[Some records]
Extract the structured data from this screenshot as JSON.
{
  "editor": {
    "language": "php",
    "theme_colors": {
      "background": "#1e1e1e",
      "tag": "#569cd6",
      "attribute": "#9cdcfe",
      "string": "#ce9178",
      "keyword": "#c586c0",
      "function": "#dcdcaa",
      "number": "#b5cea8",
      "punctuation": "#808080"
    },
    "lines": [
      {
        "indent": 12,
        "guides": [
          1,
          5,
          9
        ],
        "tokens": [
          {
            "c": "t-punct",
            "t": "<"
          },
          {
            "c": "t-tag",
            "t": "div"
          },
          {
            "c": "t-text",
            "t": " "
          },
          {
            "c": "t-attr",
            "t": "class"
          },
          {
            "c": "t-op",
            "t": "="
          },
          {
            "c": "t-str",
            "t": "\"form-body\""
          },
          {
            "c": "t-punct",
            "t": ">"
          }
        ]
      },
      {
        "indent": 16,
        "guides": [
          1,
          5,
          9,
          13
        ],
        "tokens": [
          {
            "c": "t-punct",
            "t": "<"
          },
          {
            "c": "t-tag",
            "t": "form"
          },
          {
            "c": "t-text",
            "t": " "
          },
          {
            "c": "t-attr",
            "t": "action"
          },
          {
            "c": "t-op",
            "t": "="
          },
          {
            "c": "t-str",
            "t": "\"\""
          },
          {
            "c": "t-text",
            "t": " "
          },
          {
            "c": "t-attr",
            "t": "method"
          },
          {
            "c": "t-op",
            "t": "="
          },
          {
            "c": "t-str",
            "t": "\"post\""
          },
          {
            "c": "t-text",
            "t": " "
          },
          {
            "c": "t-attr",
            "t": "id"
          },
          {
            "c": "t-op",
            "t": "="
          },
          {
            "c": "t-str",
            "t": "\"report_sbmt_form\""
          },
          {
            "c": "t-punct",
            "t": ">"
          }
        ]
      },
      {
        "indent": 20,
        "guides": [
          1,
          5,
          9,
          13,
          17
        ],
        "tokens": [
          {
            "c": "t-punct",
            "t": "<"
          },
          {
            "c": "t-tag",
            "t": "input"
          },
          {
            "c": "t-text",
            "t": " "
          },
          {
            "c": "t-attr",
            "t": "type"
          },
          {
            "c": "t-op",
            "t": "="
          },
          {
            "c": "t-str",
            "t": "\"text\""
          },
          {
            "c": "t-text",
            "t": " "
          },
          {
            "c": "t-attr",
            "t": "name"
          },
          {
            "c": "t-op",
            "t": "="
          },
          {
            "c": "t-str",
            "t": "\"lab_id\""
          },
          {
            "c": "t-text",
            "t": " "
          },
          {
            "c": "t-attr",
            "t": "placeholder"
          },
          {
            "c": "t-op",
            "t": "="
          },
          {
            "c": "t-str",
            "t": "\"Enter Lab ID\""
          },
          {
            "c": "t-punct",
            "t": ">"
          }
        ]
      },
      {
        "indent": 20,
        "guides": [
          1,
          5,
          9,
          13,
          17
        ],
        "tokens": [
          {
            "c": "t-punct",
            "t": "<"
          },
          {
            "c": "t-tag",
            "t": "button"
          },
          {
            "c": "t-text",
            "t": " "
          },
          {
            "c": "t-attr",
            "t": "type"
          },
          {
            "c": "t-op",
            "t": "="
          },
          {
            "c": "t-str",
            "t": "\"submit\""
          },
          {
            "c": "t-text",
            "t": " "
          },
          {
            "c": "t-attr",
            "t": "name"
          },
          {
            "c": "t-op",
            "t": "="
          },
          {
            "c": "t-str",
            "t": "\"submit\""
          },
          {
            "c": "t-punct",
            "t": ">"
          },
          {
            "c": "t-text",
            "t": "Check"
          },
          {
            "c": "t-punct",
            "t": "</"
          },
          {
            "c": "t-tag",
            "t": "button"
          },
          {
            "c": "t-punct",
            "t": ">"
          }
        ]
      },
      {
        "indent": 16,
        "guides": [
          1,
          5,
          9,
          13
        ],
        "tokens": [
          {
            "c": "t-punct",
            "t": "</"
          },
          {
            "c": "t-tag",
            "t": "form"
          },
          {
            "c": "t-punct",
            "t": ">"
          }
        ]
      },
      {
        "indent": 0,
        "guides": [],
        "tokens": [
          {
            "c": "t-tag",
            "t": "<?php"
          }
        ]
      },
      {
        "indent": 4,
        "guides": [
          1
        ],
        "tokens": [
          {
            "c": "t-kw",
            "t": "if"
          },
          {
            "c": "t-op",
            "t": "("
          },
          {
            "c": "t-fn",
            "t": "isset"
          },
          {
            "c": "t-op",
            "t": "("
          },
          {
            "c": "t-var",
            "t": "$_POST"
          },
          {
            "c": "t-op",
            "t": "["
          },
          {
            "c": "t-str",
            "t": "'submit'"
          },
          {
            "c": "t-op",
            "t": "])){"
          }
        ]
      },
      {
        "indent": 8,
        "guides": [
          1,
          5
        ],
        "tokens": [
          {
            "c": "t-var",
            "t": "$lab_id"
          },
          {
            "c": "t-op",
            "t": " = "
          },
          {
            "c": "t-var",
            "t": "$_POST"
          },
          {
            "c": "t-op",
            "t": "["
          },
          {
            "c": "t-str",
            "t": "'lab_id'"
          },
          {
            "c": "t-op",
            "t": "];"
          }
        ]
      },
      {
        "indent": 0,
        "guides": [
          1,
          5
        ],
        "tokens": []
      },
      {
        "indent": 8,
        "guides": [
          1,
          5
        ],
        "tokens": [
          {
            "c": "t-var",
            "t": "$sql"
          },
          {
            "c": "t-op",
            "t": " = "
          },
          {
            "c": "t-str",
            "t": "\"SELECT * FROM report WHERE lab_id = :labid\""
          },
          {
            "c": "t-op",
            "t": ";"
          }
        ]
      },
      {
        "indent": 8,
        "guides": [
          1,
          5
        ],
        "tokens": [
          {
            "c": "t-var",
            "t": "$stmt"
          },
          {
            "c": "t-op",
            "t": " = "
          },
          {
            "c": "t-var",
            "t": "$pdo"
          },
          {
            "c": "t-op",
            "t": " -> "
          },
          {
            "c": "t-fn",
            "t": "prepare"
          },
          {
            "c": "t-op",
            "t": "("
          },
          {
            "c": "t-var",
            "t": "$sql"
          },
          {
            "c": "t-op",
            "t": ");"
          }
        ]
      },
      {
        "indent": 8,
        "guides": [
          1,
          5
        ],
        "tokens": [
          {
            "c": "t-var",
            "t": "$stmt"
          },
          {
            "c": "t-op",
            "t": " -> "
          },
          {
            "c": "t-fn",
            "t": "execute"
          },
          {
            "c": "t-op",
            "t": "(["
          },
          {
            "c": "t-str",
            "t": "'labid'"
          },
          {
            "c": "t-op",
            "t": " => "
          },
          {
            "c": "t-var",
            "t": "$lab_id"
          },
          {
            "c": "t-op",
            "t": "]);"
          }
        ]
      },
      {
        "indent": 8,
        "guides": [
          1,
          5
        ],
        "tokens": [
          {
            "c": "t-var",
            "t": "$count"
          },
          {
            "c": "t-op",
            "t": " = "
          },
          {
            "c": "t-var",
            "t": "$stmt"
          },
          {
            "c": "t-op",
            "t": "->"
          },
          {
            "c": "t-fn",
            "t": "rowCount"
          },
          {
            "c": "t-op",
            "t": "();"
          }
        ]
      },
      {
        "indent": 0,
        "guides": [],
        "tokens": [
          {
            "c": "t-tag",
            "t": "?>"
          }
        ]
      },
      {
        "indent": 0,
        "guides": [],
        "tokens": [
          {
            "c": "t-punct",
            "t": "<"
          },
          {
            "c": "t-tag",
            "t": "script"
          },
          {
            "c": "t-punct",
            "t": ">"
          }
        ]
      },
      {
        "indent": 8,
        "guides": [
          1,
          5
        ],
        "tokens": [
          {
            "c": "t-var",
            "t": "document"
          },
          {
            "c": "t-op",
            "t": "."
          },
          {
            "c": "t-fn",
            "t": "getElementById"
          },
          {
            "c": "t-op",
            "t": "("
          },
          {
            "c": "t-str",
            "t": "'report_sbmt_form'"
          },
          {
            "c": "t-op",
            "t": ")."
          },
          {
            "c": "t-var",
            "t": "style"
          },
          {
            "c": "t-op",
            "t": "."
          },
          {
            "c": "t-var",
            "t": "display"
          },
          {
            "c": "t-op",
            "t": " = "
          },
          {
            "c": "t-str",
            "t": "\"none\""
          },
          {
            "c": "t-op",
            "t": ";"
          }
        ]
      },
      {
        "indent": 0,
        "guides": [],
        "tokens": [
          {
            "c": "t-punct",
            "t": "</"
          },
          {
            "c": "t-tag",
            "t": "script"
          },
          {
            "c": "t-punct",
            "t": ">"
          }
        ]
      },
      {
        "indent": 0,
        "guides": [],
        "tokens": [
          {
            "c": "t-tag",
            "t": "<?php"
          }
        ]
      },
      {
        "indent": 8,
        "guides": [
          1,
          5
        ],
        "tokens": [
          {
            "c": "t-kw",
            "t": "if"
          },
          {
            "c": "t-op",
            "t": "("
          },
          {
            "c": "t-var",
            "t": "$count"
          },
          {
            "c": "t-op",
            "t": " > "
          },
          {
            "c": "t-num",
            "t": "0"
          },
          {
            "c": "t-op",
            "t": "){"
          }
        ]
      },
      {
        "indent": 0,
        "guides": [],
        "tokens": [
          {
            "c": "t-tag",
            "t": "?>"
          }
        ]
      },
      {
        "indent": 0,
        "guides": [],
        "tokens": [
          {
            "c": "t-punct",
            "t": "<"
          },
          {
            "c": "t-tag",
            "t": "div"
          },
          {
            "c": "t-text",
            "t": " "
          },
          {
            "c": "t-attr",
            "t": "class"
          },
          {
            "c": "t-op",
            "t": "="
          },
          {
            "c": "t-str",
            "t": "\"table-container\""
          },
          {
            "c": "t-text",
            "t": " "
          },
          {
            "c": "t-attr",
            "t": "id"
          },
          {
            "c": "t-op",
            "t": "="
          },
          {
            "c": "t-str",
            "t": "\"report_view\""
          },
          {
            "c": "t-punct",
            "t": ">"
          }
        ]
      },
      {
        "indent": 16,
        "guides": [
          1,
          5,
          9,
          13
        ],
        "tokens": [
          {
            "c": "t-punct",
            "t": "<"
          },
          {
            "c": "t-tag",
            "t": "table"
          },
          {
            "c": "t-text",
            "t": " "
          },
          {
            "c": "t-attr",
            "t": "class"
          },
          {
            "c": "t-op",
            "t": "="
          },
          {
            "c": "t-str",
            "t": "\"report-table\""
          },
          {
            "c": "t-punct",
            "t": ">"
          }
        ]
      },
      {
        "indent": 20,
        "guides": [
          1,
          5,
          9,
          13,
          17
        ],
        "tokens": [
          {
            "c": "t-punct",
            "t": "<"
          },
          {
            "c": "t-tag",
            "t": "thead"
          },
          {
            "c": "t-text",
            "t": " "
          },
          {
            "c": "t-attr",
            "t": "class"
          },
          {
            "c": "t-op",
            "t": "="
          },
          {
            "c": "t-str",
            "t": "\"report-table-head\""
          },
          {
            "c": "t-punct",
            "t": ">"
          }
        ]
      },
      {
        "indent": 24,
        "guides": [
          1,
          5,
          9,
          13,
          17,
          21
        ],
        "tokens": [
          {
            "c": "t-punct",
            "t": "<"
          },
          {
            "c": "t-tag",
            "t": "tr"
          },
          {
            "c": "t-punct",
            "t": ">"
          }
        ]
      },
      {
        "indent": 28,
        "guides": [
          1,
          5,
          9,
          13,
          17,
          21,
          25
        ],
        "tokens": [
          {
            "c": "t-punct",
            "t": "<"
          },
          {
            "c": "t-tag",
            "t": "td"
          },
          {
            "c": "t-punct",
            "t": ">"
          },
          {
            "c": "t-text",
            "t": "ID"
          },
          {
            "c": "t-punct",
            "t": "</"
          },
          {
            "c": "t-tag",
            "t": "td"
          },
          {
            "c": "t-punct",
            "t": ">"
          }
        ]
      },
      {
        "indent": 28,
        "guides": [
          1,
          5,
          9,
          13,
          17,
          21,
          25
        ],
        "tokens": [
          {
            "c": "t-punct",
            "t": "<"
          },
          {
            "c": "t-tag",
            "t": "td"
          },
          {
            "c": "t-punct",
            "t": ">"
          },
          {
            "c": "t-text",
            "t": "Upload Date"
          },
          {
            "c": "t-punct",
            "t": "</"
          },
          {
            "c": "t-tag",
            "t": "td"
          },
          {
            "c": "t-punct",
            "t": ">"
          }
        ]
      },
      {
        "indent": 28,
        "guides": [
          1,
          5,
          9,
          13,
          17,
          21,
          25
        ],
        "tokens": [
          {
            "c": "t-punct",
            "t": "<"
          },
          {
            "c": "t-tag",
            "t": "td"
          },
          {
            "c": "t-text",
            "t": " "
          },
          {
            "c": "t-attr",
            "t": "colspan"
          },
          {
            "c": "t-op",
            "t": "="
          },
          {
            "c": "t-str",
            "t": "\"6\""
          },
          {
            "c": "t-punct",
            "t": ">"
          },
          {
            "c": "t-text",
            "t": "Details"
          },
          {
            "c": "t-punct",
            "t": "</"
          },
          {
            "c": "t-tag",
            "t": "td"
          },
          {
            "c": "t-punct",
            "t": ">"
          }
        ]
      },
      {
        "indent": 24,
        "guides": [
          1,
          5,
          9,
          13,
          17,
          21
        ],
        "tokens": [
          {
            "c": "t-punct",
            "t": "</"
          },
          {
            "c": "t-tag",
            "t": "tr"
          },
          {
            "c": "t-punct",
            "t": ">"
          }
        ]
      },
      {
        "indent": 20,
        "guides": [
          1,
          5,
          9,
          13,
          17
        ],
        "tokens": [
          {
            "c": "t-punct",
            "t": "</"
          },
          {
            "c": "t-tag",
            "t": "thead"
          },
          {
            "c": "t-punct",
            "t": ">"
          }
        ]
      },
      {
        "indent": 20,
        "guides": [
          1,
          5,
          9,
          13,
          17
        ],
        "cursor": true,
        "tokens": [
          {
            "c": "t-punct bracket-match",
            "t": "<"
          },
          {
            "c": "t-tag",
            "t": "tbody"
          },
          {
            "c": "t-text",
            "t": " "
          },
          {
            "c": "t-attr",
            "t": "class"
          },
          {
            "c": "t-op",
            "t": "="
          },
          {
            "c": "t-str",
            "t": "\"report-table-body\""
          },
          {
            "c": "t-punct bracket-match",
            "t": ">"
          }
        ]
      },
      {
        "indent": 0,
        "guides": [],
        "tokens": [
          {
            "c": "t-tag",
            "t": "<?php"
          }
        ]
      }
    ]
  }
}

--- Problem ---
Select from the material above each line in which the string "labid" appears, and list those lines.

--- Final result ---
            "t": "\"SELECT * FROM report WHERE lab_id = :labid\""
            "t": "'labid'"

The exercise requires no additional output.